Prompt
From the entries that follow, gather each line holding the word "РСФСР".

─── Listed records

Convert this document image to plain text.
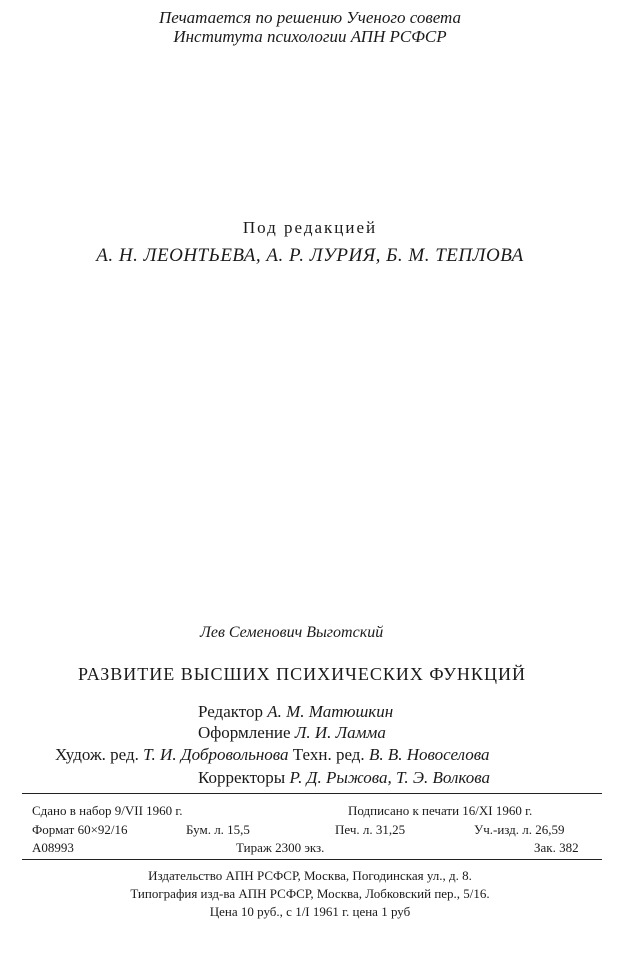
Печатается по решению Ученого совета
Института психологии АПН РСФСР
Под редакцией
А. Н. ЛЕОНТЬЕВА, А. Р. ЛУРИЯ, Б. М. ТЕПЛОВА
Лев Семенович Выготский
РАЗВИТИЕ ВЫСШИХ ПСИХИЧЕСКИХ ФУНКЦИЙ
Редактор А. М. Матюшкин
Оформление Л. И. Ламма
Худож. ред. Т. И. Добровольнова Техн. ред. В. В. Новоселова
Корректоры Р. Д. Рыжова, Т. Э. Волкова
Сдано в набор 9/VII 1960 г.	Подписано к печати 16/XI 1960 г.
Формат 60×92/16	Бум. л. 15,5	Печ. л. 31,25	Уч.-изд. л. 26,59
А08993	Тираж 2300 экз.	Зак. 382
Издательство АПН РСФСР, Москва, Погодинская ул., д. 8.
Типография изд-ва АПН РСФСР, Москва, Лобковский пер., 5/16.
Цена 10 руб., с 1/I 1961 г. цена 1 руб
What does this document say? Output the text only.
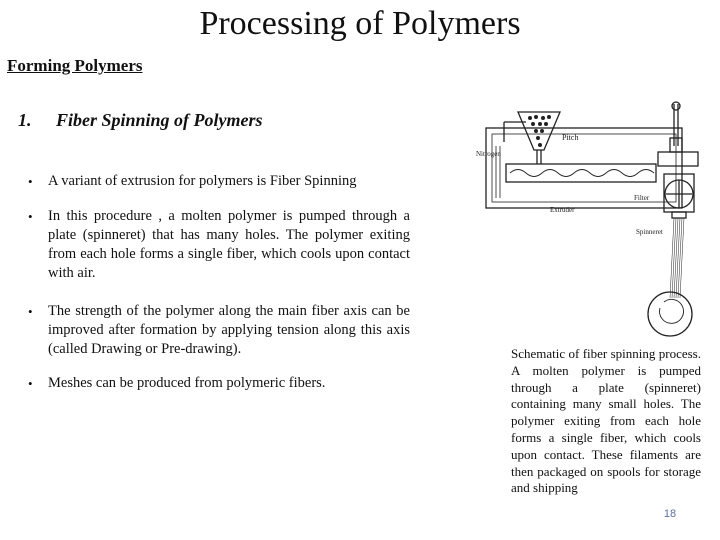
Processing of Polymers
Forming Polymers
1. Fiber Spinning of Polymers
• A variant of extrusion for polymers is Fiber Spinning
• In this procedure , a molten polymer is pumped through a plate (spinneret) that has many holes. The polymer exiting from each hole forms a single fiber, which cools upon contact with air.
• The strength of the polymer along the main fiber axis can be improved after formation by applying tension along this axis (called Drawing or Pre-drawing).
• Meshes can be produced from polymeric fibers.
Pitch
Nitrogen
Extruder
Filter
Spinneret
Schematic of fiber spinning process. A molten polymer is pumped through a plate (spinneret) containing many small holes. The polymer exiting from each hole forms a single fiber, which cools upon contact. These filaments are then packaged on spools for storage and shipping
18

──────

Final result
Института психологии АПН РСФСР
Издательство АПН РСФСР, Москва, Погодинская ул., д. 8.
Типография изд-ва АПН РСФСР, Москва, Лобковский пер., 5/16.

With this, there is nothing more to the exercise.